Short task 1 ▸
In the blog post, which Alice Coltrane song does the writer discuss?
Short task 2 ▸
Print the part of the blog post between "Lately there’s been" and "mind? The rage.", inclusive.

Given text ▸
-- begin --
Monthly Archives: May 2020

the last Blog, #5 Afro-futurism

Alice Coltrane’s song, Galaxy in Satchidananda, is phenomenal. I will get to why I think so in a moment. I will first say art reminds me, a little, of other jazz songs I’ve heard. Like Pharaoh Sander’s The Creator has a Master Plan, and John Coltrane’s Pt. IV-Psalm. Neither of them evoke a feeling of lost of explanation. In any case, I will attempt to explain what it evokes for me here.

It is slow in its delivery and deliberate as it delivers. The song’s instrumentation is so well orchestrated it sounds like it could be a great score, matched with a great movie. In the very beginning the song lets you know you have arrived. Then it welcomes you in, shows you around. Beautiful. Around the one-minute mark the harmonious strings take their time and tell their story. They tell you to relax your mind. Be still. The song evokes a feeling of sadness, while giving an uplifting sentiment, maybe even triumphalism. There is even a bit of rage, or the expression of what rage is like when it has no where to turn to, no one who cares it is there. It may even explain, just by listening, why certain rage should be understood. Yes, it calls for you be still so you can understand what you do not understand. You think too much. Relax the mind. Be still, I said.

Lately there’s been a lot of rage in human hearts due to the killing of a black man, George Floyd, by a white police officer, Derek Chauvin. The rage. The rage that builds watching a man be killed, ever so slowly, minute by minute, on video. 30 frames per second. The rage of a watching a man’s right to breathe be taken from him in the daylight. Minute by minute. The rage of hearing bystanders protest in those minutes for the man killing another man to cease. You made your point! Or did you? Or wait, what is your point? What exactly do you have in mind? The rage.

I can listen to Galaxy in Satchidananda and watch the television on mute of the people protesting his murder in the streets. I can listen to this song on my headphones and walk the streets of Minneapolis where George was from. Where George died. Where George was murdered. On the asphalt. On the asphalt made for automobile tires.
Face on the cement.
Knee on the neck.
The officer’s hand in the officer’s pocket.
-- end --
Record list ▸
-- begin --
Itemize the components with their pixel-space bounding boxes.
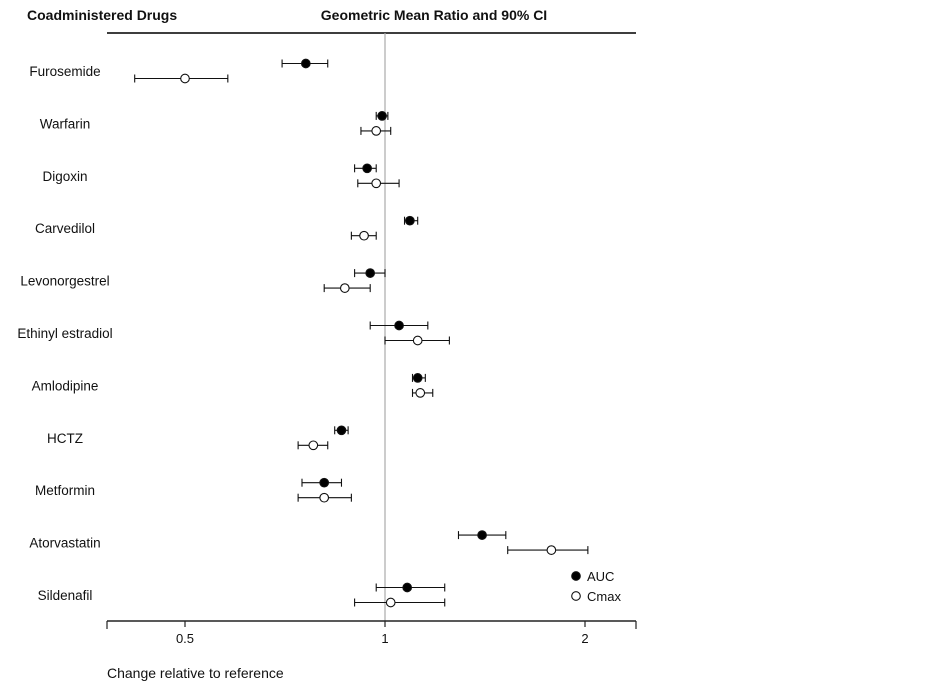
plot-area [134, 33, 589, 621]
x-tick-label: 0.5 [176, 631, 194, 646]
legend: AUC Cmax [571, 569, 621, 604]
cmax-point [546, 545, 557, 555]
drug-label: Furosemide [29, 64, 100, 79]
auc-point [365, 268, 376, 278]
column-header-drugs: Coadministered Drugs [27, 7, 177, 23]
auc-interval [281, 58, 329, 69]
legend-cmax-marker [571, 591, 581, 601]
drug-labels: Furosemide Warfarin Digoxin Carvedilol Levon… [17, 64, 112, 603]
drug-label: Atorvastatin [29, 536, 100, 551]
x-axis: 0.5 1 2 [106, 620, 637, 646]
auc-interval [457, 530, 507, 540]
auc-point [377, 111, 387, 121]
auc-interval [354, 268, 386, 278]
drug-label: Metformin [35, 483, 95, 498]
cmax-point [319, 492, 330, 503]
drug-label: Carvedilol [35, 221, 95, 236]
cmax-interval [350, 230, 377, 241]
auc-point [319, 477, 330, 488]
drug-label: HCTZ [47, 431, 83, 446]
auc-interval [369, 320, 429, 331]
cmax-interval [384, 335, 450, 346]
cmax-point [415, 388, 426, 398]
auc-interval [375, 111, 389, 121]
drug-label: Digoxin [42, 169, 87, 184]
cmax-interval [360, 126, 392, 136]
x-tick-label: 1 [381, 631, 388, 646]
cmax-interval [507, 545, 589, 555]
cmax-point [371, 178, 382, 189]
auc-point [300, 58, 311, 69]
auc-interval [301, 477, 343, 488]
cmax-point [308, 440, 319, 451]
auc-interval [411, 373, 426, 383]
auc-interval [354, 163, 377, 174]
cmax-point [412, 335, 423, 346]
cmax-interval [323, 283, 371, 293]
auc-interval [334, 425, 349, 436]
legend-label: AUC [587, 569, 614, 584]
cmax-point [385, 597, 396, 608]
cmax-interval [297, 492, 352, 503]
cmax-point [359, 230, 369, 241]
cmax-point [180, 73, 190, 84]
cmax-point [339, 283, 350, 293]
auc-point [394, 320, 404, 331]
x-axis-label: Change relative to reference [107, 665, 284, 681]
auc-point [412, 373, 423, 383]
legend-label: Cmax [587, 589, 621, 604]
auc-point [477, 530, 487, 540]
drug-label: Ethinyl estradiol [17, 326, 112, 341]
legend-auc-marker [571, 571, 581, 581]
drug-label: Sildenafil [38, 588, 93, 603]
drug-label: Amlodipine [32, 378, 99, 393]
drug-label: Levonorgestrel [20, 274, 109, 289]
drug-label: Warfarin [40, 116, 91, 131]
chart-title: Geometric Mean Ratio and 90% CI [321, 7, 547, 23]
auc-point [362, 163, 372, 174]
cmax-interval [297, 440, 329, 451]
cmax-interval [411, 388, 434, 398]
cmax-interval [357, 178, 400, 189]
auc-point [405, 215, 415, 226]
cmax-interval [134, 73, 229, 84]
x-tick-label: 2 [581, 631, 588, 646]
auc-point [336, 425, 347, 436]
auc-interval [403, 215, 419, 226]
auc-interval [375, 582, 446, 593]
cmax-point [371, 126, 382, 136]
auc-point [402, 582, 413, 593]
cmax-interval [354, 597, 446, 608]
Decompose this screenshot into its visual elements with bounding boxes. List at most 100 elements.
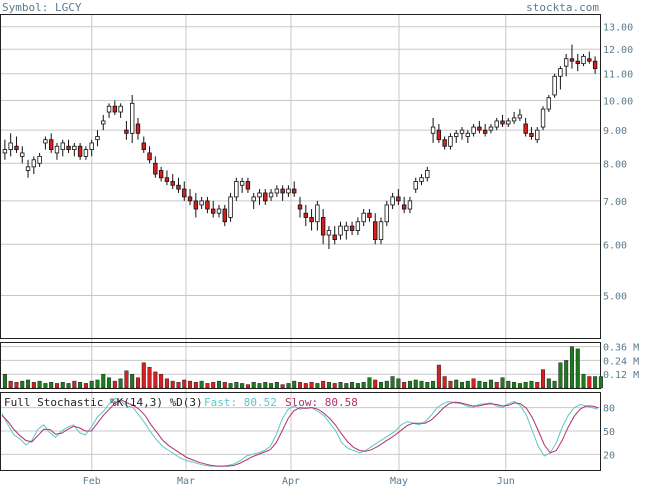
- volume-bar: [598, 376, 603, 389]
- candle-body: [558, 68, 563, 77]
- volume-bar: [373, 379, 378, 389]
- volume-bar: [303, 383, 308, 389]
- site-label: stockta.com: [526, 1, 599, 14]
- volume-bar: [396, 378, 401, 389]
- candle-body: [20, 152, 25, 157]
- volume-bar: [141, 362, 146, 389]
- candle-body: [442, 139, 447, 147]
- stochastic-tick-label: 50: [603, 427, 615, 438]
- candle-body: [361, 212, 366, 223]
- volume-bar: [257, 383, 262, 389]
- volume-bar: [188, 380, 193, 389]
- volume-bar: [454, 379, 459, 389]
- candle-body: [581, 55, 586, 65]
- candle-body: [459, 129, 465, 134]
- axis-labels: Feb Mar Apr May Jun 13.00 12.00 11.00 10.00 9.00 8…: [83, 23, 639, 486]
- candle-body: [118, 105, 123, 113]
- candle-body: [25, 166, 31, 171]
- candle-body: [332, 234, 337, 241]
- candle-body: [205, 200, 210, 210]
- volume-bar: [124, 370, 129, 389]
- candle-body: [89, 142, 94, 150]
- candle-body: [112, 105, 118, 113]
- volume-bar: [228, 383, 233, 389]
- volume-bar: [193, 382, 198, 389]
- candle-body: [430, 126, 436, 134]
- stochastic-tick-label: 80: [603, 404, 615, 415]
- candle-body: [465, 132, 470, 137]
- candle-body: [199, 200, 204, 206]
- candle-body: [274, 188, 280, 194]
- price-tick-label: 7.00: [603, 197, 627, 208]
- volume-bar: [569, 346, 574, 389]
- candle-body: [170, 181, 175, 186]
- stochastic-fast-label: Fast: 80.52: [204, 396, 277, 409]
- candle-body: [563, 58, 569, 67]
- volume-bar: [54, 383, 59, 389]
- volume-bar: [263, 382, 268, 389]
- candle-body: [482, 129, 488, 134]
- volume-bar: [14, 382, 19, 389]
- candle-body: [239, 181, 245, 186]
- volume-bar: [159, 374, 164, 389]
- volume-bar: [130, 374, 135, 389]
- volume-bar: [442, 376, 447, 389]
- candle-body: [517, 114, 523, 119]
- candle-body: [72, 145, 77, 150]
- volume-bar: [89, 380, 94, 389]
- x-tick-label: Jun: [497, 476, 515, 486]
- candle-body: [384, 204, 389, 223]
- volume-bar: [506, 380, 511, 389]
- candle-body: [257, 192, 262, 198]
- candle-body: [2, 149, 8, 154]
- volume-bar: [431, 380, 436, 389]
- volume-tick-label: 0.36 M: [603, 343, 639, 354]
- candle-body: [390, 196, 395, 206]
- fast-line: [1, 397, 599, 467]
- volume-bar: [477, 380, 482, 389]
- candle-body: [37, 155, 42, 164]
- volume-bar: [234, 382, 239, 389]
- volume-bar: [222, 382, 227, 389]
- volume-bar: [367, 377, 372, 389]
- price-tick-label: 6.00: [603, 240, 627, 251]
- volume-bar: [60, 382, 65, 389]
- volume-bar: [564, 360, 569, 389]
- volume-bar: [326, 382, 331, 389]
- candle-body: [251, 196, 256, 202]
- volume-bar: [384, 380, 389, 389]
- price-candles: [2, 44, 598, 249]
- candle-body: [164, 177, 170, 182]
- candle-body: [454, 132, 459, 137]
- candle-body: [587, 58, 592, 62]
- candle-body: [286, 188, 291, 194]
- candle-body: [141, 142, 146, 150]
- candle-body: [234, 181, 239, 198]
- candle-body: [77, 145, 83, 157]
- candle-body: [292, 188, 297, 194]
- candle-body: [506, 120, 511, 125]
- volume-bar: [170, 380, 175, 389]
- candle-body: [14, 145, 19, 150]
- price-tick-label: 9.00: [603, 126, 627, 137]
- candle-body: [373, 221, 378, 241]
- volume-bar: [2, 374, 7, 389]
- candle-body: [228, 196, 233, 218]
- candle-body: [60, 142, 65, 150]
- price-tick-label: 11.00: [603, 70, 633, 81]
- candle-body: [211, 208, 216, 214]
- volume-bar: [107, 377, 112, 389]
- candle-body: [471, 126, 476, 134]
- volume-bar: [344, 383, 349, 389]
- candle-body: [401, 204, 407, 210]
- candle-body: [54, 145, 60, 154]
- volume-bar: [407, 380, 412, 389]
- volume-bar: [500, 377, 505, 389]
- volume-bar: [31, 382, 36, 389]
- volume-bar: [338, 382, 343, 389]
- volume-bar: [355, 383, 360, 389]
- price-tick-label: 10.00: [603, 97, 633, 108]
- volume-bar: [593, 376, 598, 389]
- candle-body: [355, 221, 361, 231]
- volume-bar: [199, 380, 204, 389]
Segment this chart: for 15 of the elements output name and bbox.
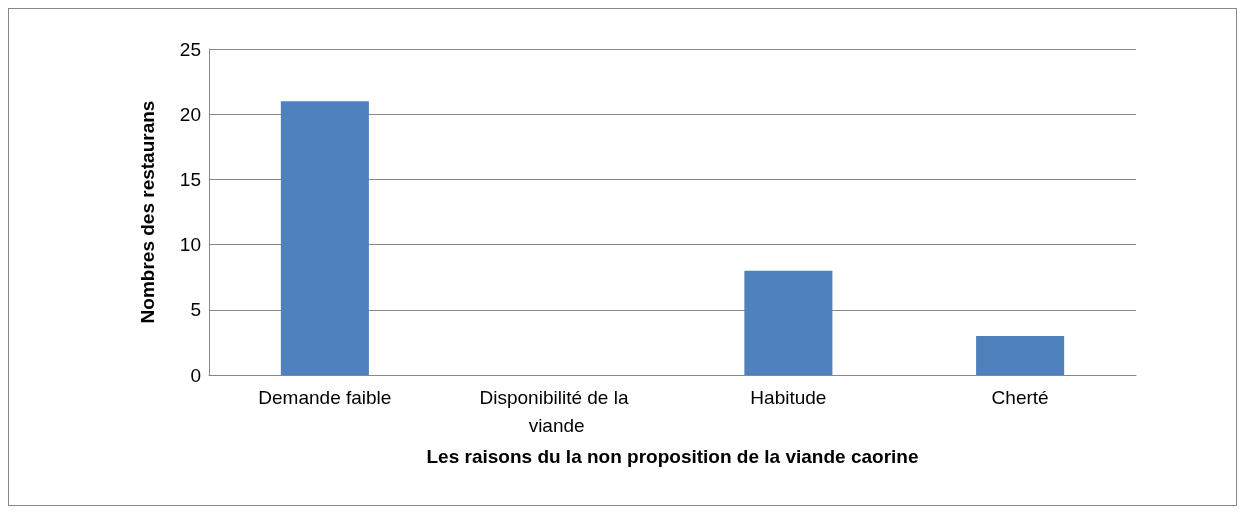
bar [744,270,833,375]
y-tick-label: 0 [190,364,201,386]
y-tick-label: 25 [179,38,201,60]
x-tick-label: Disponibilité de la viande [479,386,634,436]
y-tick-label: 20 [179,103,201,125]
x-tick-label: Habitude [750,386,827,408]
y-tick-label: 10 [179,234,201,256]
bar [280,101,369,375]
bar [976,335,1065,375]
x-tick-label: Demande faible [258,386,392,408]
y-tick-label: 15 [179,168,201,190]
x-axis-title: Les raisons du la non proposition de la viande caorine [426,446,919,467]
x-tick-label: Cherté [991,386,1049,408]
y-tick-label: 5 [190,299,201,321]
y-axis-title: Nombres des restaurans [137,100,158,324]
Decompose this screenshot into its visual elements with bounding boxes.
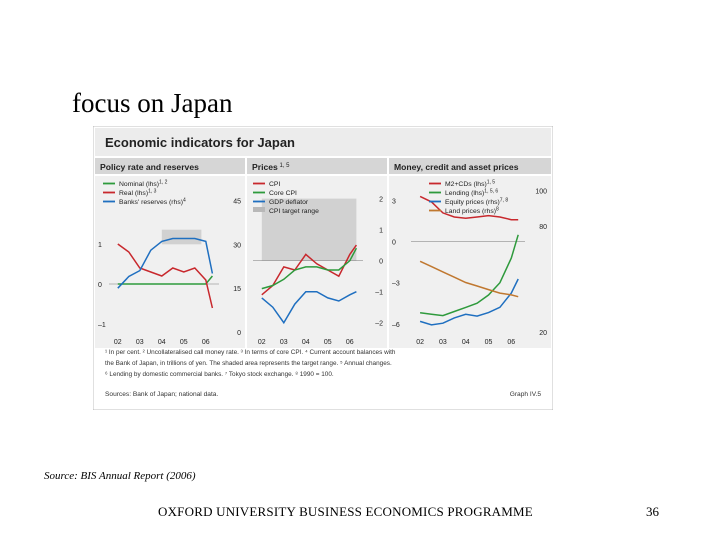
legend-superscript: 1, 5 [487, 180, 496, 186]
y-tick-label: 0 [379, 259, 383, 266]
series-line-green [420, 234, 519, 317]
series-line-red [117, 243, 214, 309]
x-tick-label: 03 [136, 339, 144, 346]
series-line-blue [261, 290, 357, 325]
series-line-blue [419, 278, 519, 326]
panel-header [389, 158, 551, 174]
economic-indicators-figure: Economic indicators for Japan Policy rat… [93, 126, 553, 410]
y-tick-label: –3 [392, 281, 400, 288]
y-tick-label: –2 [375, 321, 383, 328]
slide-title: focus on Japan [72, 88, 233, 118]
y-tick-label: 3 [392, 199, 396, 206]
x-tick-label: 06 [346, 339, 354, 346]
x-tick-label: 06 [507, 339, 515, 346]
x-tick-label: 06 [202, 339, 210, 346]
legend-label: CPI target range [269, 208, 319, 215]
series-line-green [261, 247, 358, 290]
legend-label: M2+CDs (lhs)1, 5 [445, 180, 495, 189]
legend-label: Real (lhs)1, 3 [119, 189, 157, 198]
y-tick-label: 15 [233, 286, 241, 293]
series-line-brown [419, 260, 519, 298]
footer-text: OXFORD UNIVERSITY BUSINESS ECONOMICS PRO… [158, 504, 533, 519]
page-number: 36 [646, 504, 659, 519]
figure-sources: Sources: Bank of Japan; national data. [105, 391, 218, 398]
y-tick-label: 0 [98, 282, 102, 289]
x-tick-label: 05 [324, 339, 332, 346]
legend-label: CPI [269, 181, 280, 188]
x-tick-label: 04 [158, 339, 166, 346]
chart-panel-1: Policy rate and reserves 1 0 –1 45 30 15 0 02 03 0… [95, 158, 245, 348]
legend-label: Equity prices (rhs)7, 8 [445, 198, 508, 207]
plot-background [95, 176, 245, 348]
figure-title-bar [95, 128, 551, 156]
series-line-green [117, 275, 213, 285]
y-tick-label: 45 [233, 198, 241, 205]
chart-panel-3: Money, credit and asset prices 3 0 –3 –6 100 8… [389, 158, 551, 348]
legend-label: Nominal (lhs)1, 2 [119, 180, 168, 189]
y-tick-label: 20 [539, 330, 547, 337]
legend-label: Lending (lhs)1, 5, 6 [445, 189, 498, 198]
footnote-line: the Bank of Japan, in trillions of yen. … [105, 360, 392, 367]
y-tick-label: 80 [539, 224, 547, 231]
y-tick-label: 2 [379, 197, 383, 204]
series-line-blue [117, 237, 214, 289]
y-tick-label: 0 [392, 240, 396, 247]
x-tick-label: 04 [462, 339, 470, 346]
panel-title: Money, credit and asset prices [394, 162, 519, 172]
graph-reference: Graph IV.5 [510, 391, 542, 398]
legend-superscript: 8 [496, 207, 499, 213]
footnote-line: ⁶ Lending by domestic commercial banks. … [105, 371, 334, 378]
y-tick-label: 1 [379, 228, 383, 235]
x-tick-label: 02 [114, 339, 122, 346]
legend-superscript: 7, 8 [500, 198, 509, 204]
panel-title: Prices 1, 5 [252, 162, 290, 172]
figure-footnotes: ¹ In per cent. ² Uncollateralised call m… [105, 349, 541, 398]
y-tick-label: 30 [233, 242, 241, 249]
x-tick-label: 02 [416, 339, 424, 346]
y-tick-label: 100 [535, 189, 547, 196]
legend-label: GDP deflator [269, 199, 309, 206]
y-tick-label: 0 [237, 330, 241, 337]
series-line-red [419, 195, 519, 221]
target-range-band [261, 198, 357, 261]
panel-header [95, 158, 245, 174]
x-tick-label: 02 [258, 339, 266, 346]
footnote-line: ¹ In per cent. ² Uncollateralised call m… [105, 349, 396, 356]
x-tick-label: 05 [180, 339, 188, 346]
y-tick-label: –1 [98, 322, 106, 329]
legend-superscript: 1, 5, 6 [484, 189, 498, 195]
x-tick-label: 03 [280, 339, 288, 346]
legend-label: Land prices (rhs)8 [445, 207, 499, 216]
legend-label: Core CPI [269, 190, 297, 197]
panel-title: Policy rate and reserves [100, 162, 199, 172]
legend-label: Banks' reserves (rhs)4 [119, 198, 186, 207]
y-tick-label: 1 [98, 242, 102, 249]
y-tick-label: –6 [392, 322, 400, 329]
x-tick-label: 05 [485, 339, 493, 346]
y-tick-label: –1 [375, 290, 383, 297]
chart-panel-2: Prices 1, 5 2 1 0 –1 –2 02 03 04 05 06 CPI Core CPI G… [247, 158, 387, 348]
legend-superscript: 1, 3 [148, 189, 157, 195]
legend-swatch [253, 207, 265, 212]
plot-background [389, 176, 551, 348]
x-tick-label: 04 [302, 339, 310, 346]
target-range-band [161, 229, 202, 245]
panel-header [247, 158, 387, 174]
x-tick-label: 03 [439, 339, 447, 346]
source-note: Source: BIS Annual Report (2006) [44, 470, 196, 482]
legend-superscript: 4 [183, 198, 186, 204]
legend-superscript: 1, 2 [159, 180, 168, 186]
figure-title: Economic indicators for Japan [105, 135, 295, 150]
panel-title-superscript: 1, 5 [278, 163, 290, 169]
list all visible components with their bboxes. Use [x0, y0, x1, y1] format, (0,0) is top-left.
-- end --
Exercise answer 1 ▸
Galaxy in Satchidananda

Exercise answer 2 ▸
Lately there’s been a lot of rage in human hearts due to the killing of a black man, George Floyd, by a white police officer, Derek Chauvin. The rage. The rage that builds watching a man be killed, ever so slowly, minute by minute, on video. 30 frames per second. The rage of a watching a man’s right to breathe be taken from him in the daylight. Minute by minute. The rage of hearing bystanders protest in those minutes for the man killing another man to cease. You made your point! Or did you? Or wait, what is your point? What exactly do you have in mind? The rage.